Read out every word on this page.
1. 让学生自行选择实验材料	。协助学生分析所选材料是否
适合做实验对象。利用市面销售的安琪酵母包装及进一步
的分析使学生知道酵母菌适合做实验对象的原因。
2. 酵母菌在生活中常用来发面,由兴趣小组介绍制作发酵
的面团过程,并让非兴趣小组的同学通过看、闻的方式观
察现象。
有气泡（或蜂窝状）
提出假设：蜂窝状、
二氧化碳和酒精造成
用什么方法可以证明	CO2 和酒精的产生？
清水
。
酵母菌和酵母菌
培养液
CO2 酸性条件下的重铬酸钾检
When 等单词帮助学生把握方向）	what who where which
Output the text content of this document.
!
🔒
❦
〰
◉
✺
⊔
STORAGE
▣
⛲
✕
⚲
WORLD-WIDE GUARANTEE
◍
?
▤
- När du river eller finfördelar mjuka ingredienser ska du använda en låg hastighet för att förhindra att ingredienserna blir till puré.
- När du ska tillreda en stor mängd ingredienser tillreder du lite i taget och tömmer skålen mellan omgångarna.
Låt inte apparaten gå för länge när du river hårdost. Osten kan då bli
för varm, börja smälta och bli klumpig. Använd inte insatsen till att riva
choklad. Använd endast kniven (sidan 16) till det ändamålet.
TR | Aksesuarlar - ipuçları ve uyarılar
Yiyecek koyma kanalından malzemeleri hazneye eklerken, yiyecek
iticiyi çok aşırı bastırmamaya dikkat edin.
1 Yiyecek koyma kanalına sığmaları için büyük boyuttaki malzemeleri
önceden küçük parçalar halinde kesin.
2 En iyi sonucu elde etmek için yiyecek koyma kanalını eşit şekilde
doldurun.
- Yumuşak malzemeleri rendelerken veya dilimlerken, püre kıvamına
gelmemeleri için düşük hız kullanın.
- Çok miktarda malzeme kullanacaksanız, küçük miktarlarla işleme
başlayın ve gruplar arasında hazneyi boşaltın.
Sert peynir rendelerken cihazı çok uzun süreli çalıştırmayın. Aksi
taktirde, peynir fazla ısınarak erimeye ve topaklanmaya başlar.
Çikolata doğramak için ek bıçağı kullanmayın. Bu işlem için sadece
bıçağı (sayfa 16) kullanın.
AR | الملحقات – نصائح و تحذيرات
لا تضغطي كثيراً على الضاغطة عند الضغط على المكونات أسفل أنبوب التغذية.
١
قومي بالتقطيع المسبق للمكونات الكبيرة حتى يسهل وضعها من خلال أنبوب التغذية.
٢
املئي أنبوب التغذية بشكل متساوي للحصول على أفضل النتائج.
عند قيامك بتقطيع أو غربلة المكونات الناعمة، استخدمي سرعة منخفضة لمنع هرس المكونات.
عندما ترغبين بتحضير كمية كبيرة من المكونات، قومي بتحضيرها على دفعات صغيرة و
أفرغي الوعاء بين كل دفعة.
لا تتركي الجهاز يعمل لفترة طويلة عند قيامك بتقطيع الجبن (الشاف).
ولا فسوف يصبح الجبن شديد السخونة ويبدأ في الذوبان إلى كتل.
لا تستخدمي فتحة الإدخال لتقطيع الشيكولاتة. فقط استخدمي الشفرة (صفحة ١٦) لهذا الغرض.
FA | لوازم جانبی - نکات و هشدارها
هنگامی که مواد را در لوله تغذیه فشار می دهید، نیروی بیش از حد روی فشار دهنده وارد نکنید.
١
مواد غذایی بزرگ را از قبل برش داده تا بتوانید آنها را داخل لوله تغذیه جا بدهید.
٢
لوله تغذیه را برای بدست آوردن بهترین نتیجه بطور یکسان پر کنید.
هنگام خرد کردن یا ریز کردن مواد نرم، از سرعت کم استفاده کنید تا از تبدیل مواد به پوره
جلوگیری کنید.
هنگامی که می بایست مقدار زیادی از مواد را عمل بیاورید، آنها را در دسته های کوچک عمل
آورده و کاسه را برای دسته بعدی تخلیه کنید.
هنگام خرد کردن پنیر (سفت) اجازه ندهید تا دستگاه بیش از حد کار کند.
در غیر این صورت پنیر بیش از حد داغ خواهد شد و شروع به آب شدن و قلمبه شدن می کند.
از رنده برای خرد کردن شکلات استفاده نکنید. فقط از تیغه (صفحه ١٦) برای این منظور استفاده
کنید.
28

+++

§ Short task
A number is the only answer here: how many lines of the material above contain "أنبوب"?

§ Result of the task
3